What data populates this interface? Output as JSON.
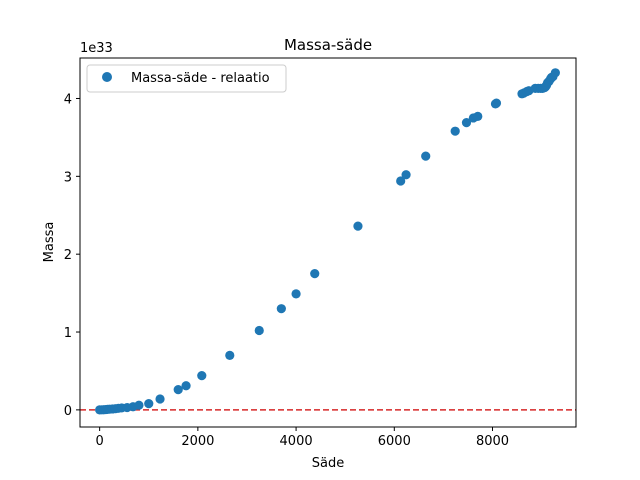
{
  "chart_data": {
    "type": "scatter",
    "title": "Massa-säde",
    "xlabel": "Säde",
    "ylabel": "Massa",
    "y_offset_label": "1e33",
    "xlim": [
      -400,
      9700
    ],
    "ylim": [
      -0.22,
      4.52
    ],
    "x_ticks": [
      0,
      2000,
      4000,
      6000,
      8000
    ],
    "x_tick_labels": [
      "0",
      "2000",
      "4000",
      "6000",
      "8000"
    ],
    "y_ticks": [
      0,
      1,
      2,
      3,
      4
    ],
    "y_tick_labels": [
      "0",
      "1",
      "2",
      "3",
      "4"
    ],
    "grid": false,
    "legend": {
      "location": "upper-left",
      "entries": [
        "Massa-säde - relaatio"
      ]
    },
    "series": [
      {
        "name": "Massa-säde - relaatio",
        "color": "#1f77b4",
        "marker": "circle",
        "x": [
          0,
          40,
          80,
          120,
          160,
          200,
          260,
          320,
          380,
          450,
          560,
          680,
          800,
          1000,
          1230,
          1600,
          1760,
          2080,
          2650,
          3250,
          3700,
          4000,
          4380,
          5260,
          6130,
          6240,
          6640,
          7240,
          7470,
          7610,
          7700,
          8060,
          8080,
          8600,
          8640,
          8700,
          8740,
          8870,
          8930,
          8980,
          9020,
          9060,
          9080,
          9100,
          9120,
          9150,
          9180,
          9200,
          9230,
          9280
        ],
        "y": [
          0.0,
          0.001,
          0.002,
          0.004,
          0.006,
          0.009,
          0.012,
          0.015,
          0.02,
          0.025,
          0.03,
          0.04,
          0.06,
          0.08,
          0.14,
          0.26,
          0.31,
          0.44,
          0.7,
          1.02,
          1.3,
          1.49,
          1.75,
          2.36,
          2.94,
          3.02,
          3.26,
          3.58,
          3.69,
          3.75,
          3.77,
          3.93,
          3.94,
          4.06,
          4.07,
          4.09,
          4.1,
          4.13,
          4.13,
          4.13,
          4.13,
          4.14,
          4.15,
          4.17,
          4.2,
          4.22,
          4.25,
          4.27,
          4.28,
          4.33
        ]
      }
    ],
    "reference_lines": [
      {
        "orientation": "horizontal",
        "y": 0,
        "color": "#d62728",
        "style": "dashed"
      }
    ]
  }
}
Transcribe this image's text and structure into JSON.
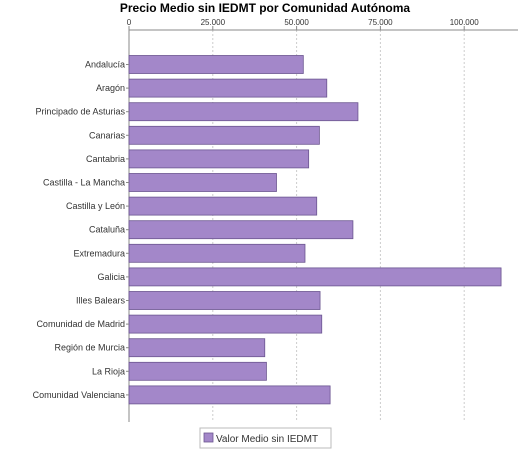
{
  "chart_data": {
    "type": "bar",
    "orientation": "horizontal",
    "title": "Precio Medio sin IEDMT por Comunidad Autónoma",
    "categories": [
      "Andalucía",
      "Aragón",
      "Principado de Asturias",
      "Canarias",
      "Cantabria",
      "Castilla - La Mancha",
      "Castilla y León",
      "Cataluña",
      "Extremadura",
      "Galicia",
      "Illes Balears",
      "Comunidad de Madrid",
      "Región de Murcia",
      "La Rioja",
      "Comunidad Valenciana"
    ],
    "series": [
      {
        "name": "Valor Medio sin IEDMT",
        "color": "#a387c9",
        "values": [
          52000,
          59000,
          68300,
          56800,
          53600,
          44000,
          56000,
          66800,
          52500,
          111000,
          57000,
          57500,
          40500,
          41000,
          60000
        ]
      }
    ],
    "x_ticks": [
      "0",
      "25.000",
      "50.000",
      "75.000",
      "100.000"
    ],
    "x_tick_values": [
      0,
      25000,
      50000,
      75000,
      100000
    ],
    "xlim": [
      0,
      116000
    ],
    "axis_position": "top",
    "grid": true,
    "legend_position": "bottom-center",
    "colors": {
      "bar_fill": "#a387c9",
      "bar_stroke": "#6b5590",
      "grid": "#cccccc",
      "axis": "#888888"
    }
  }
}
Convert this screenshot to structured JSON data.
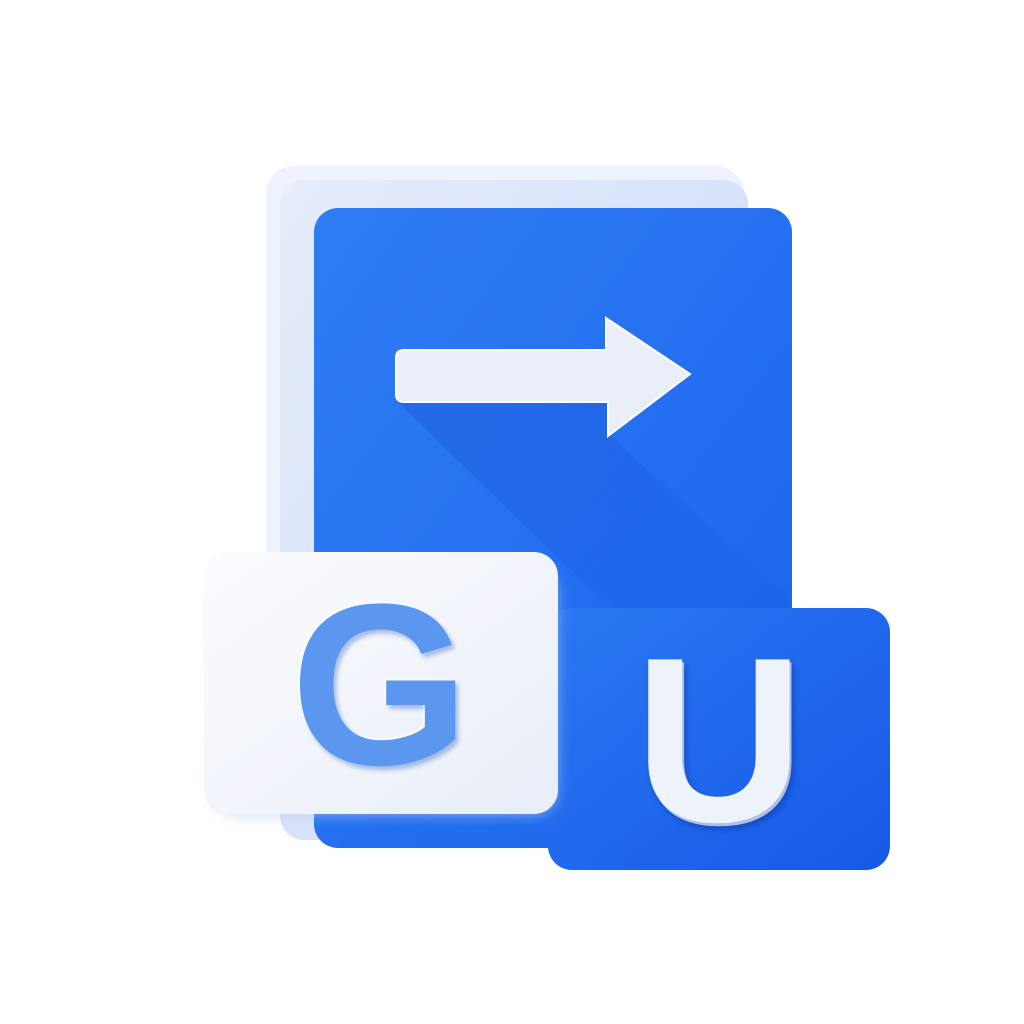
{
  "logo": {
    "letters": {
      "left": "G",
      "right": "U"
    },
    "icons": {
      "card": "document-card-icon",
      "arrow": "arrow-right-icon"
    },
    "colors": {
      "primary_blue": "#1f6ff0",
      "light_blue_card": "#d7e3f8",
      "white_tile": "#f4f6fb",
      "g_letter": "#5b97ee",
      "u_letter": "#eef2fb"
    }
  }
}
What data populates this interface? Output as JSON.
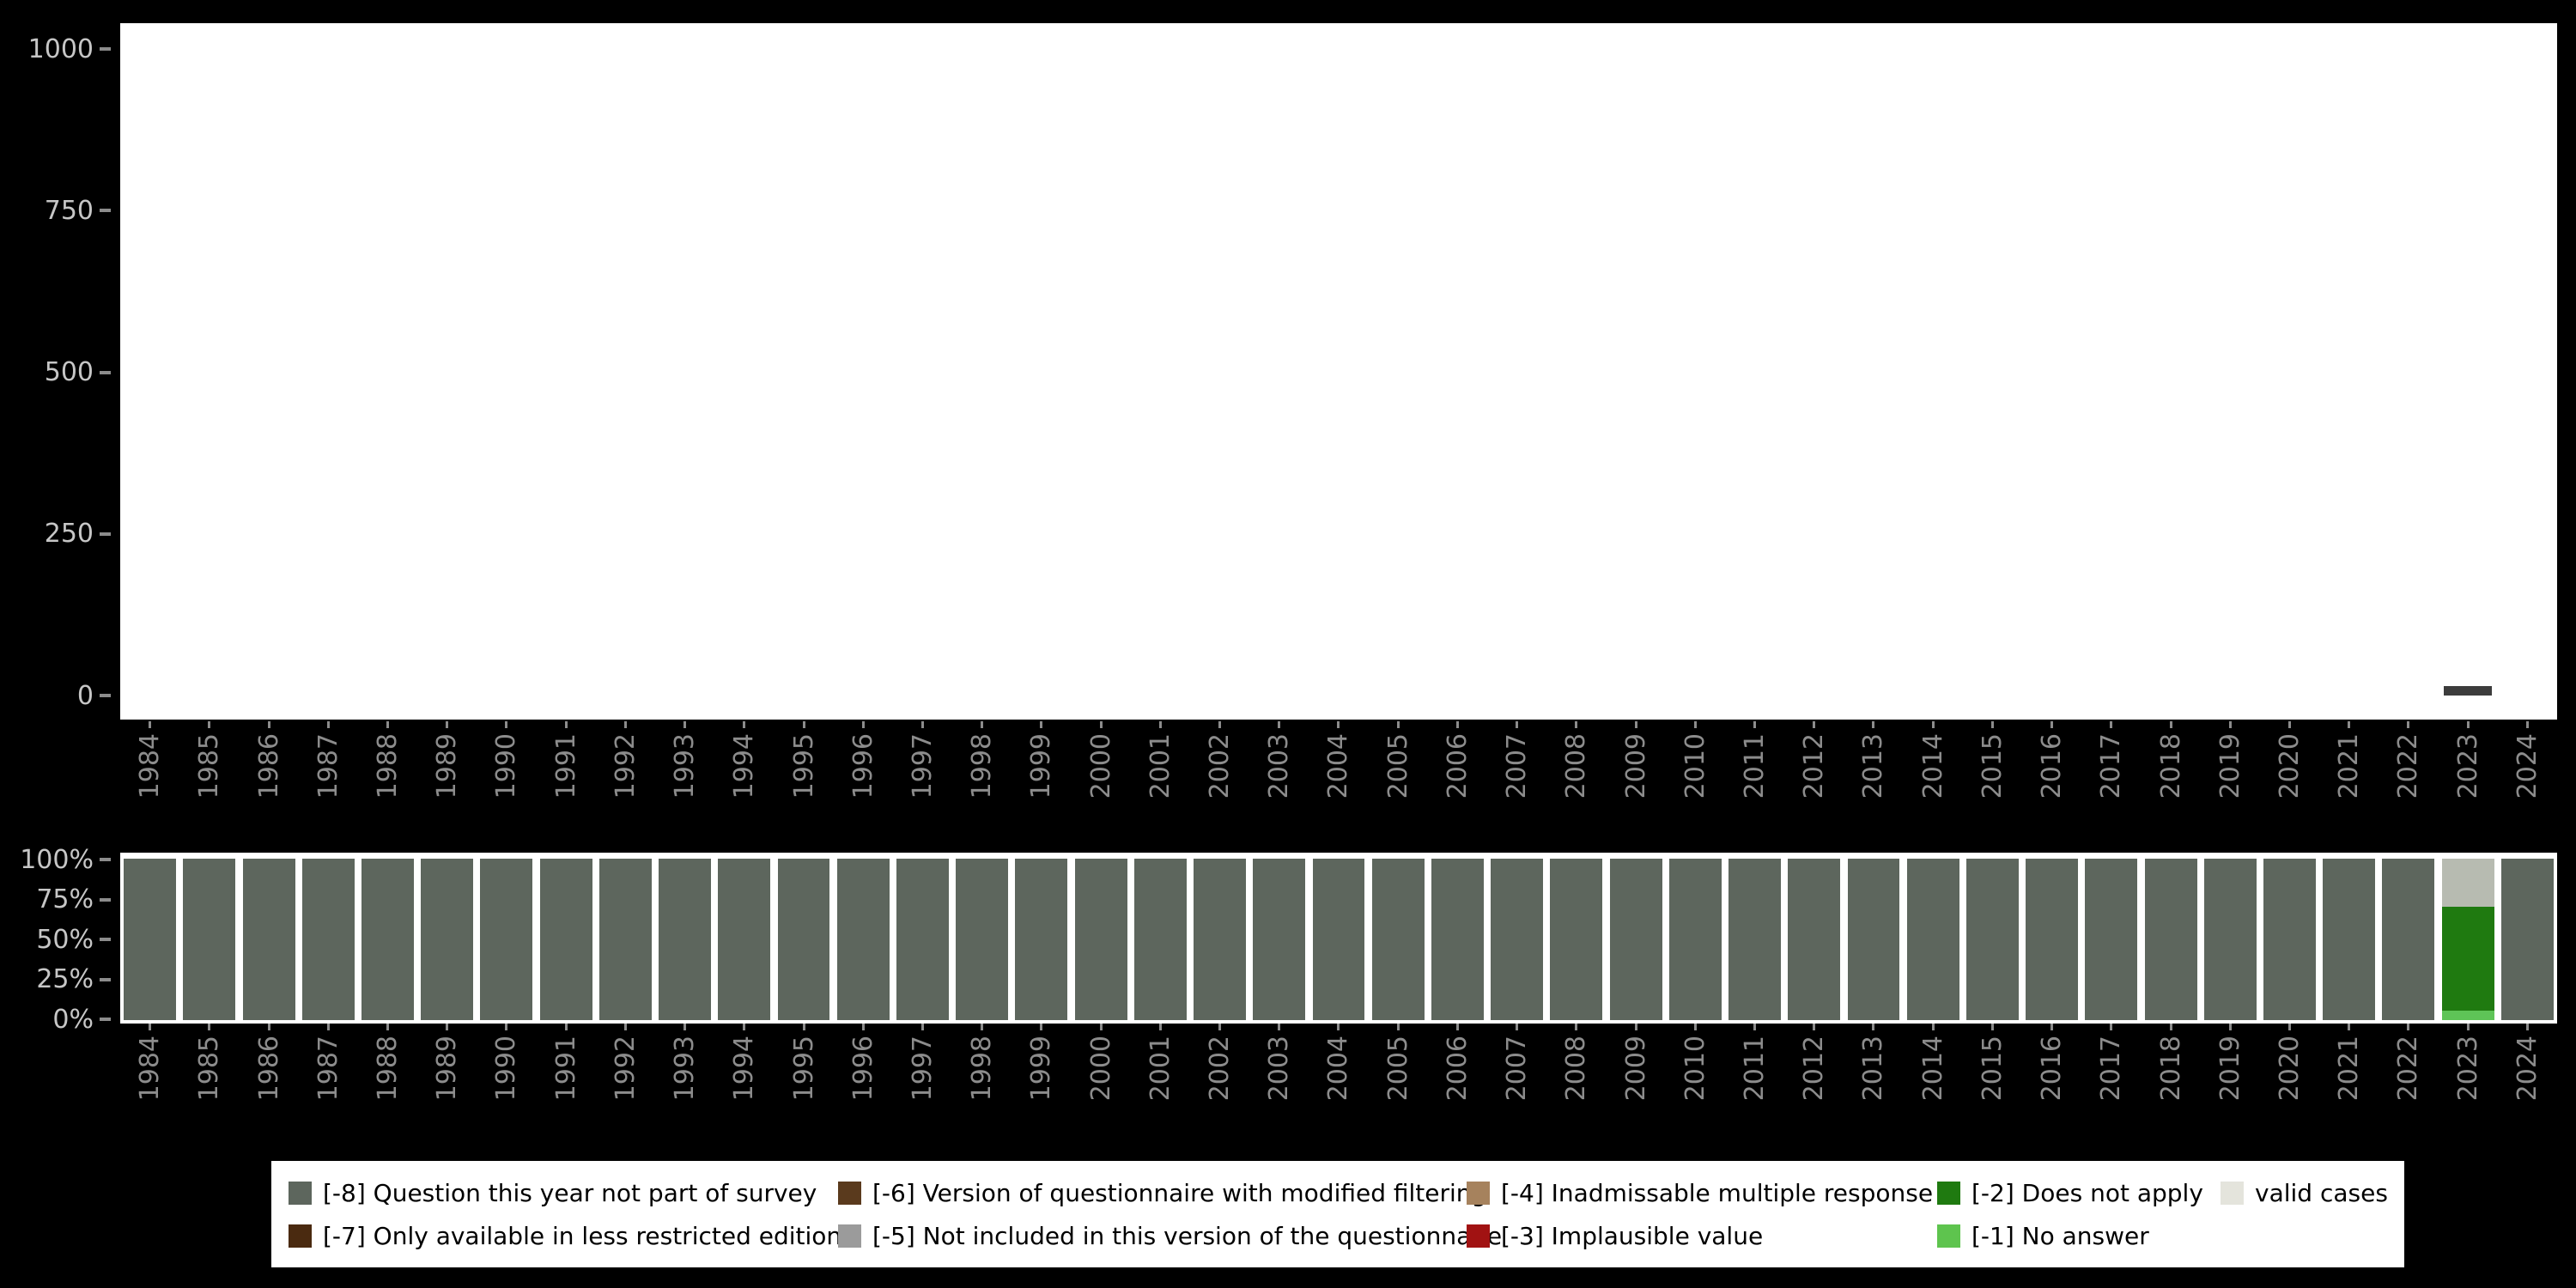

[Given task]
Identify the lines of the entries containing the string "relaatio". Copy each such line.

[Answer to this task]
        "Massa-säde - relaatio"
        "name": "Massa-säde - relaatio",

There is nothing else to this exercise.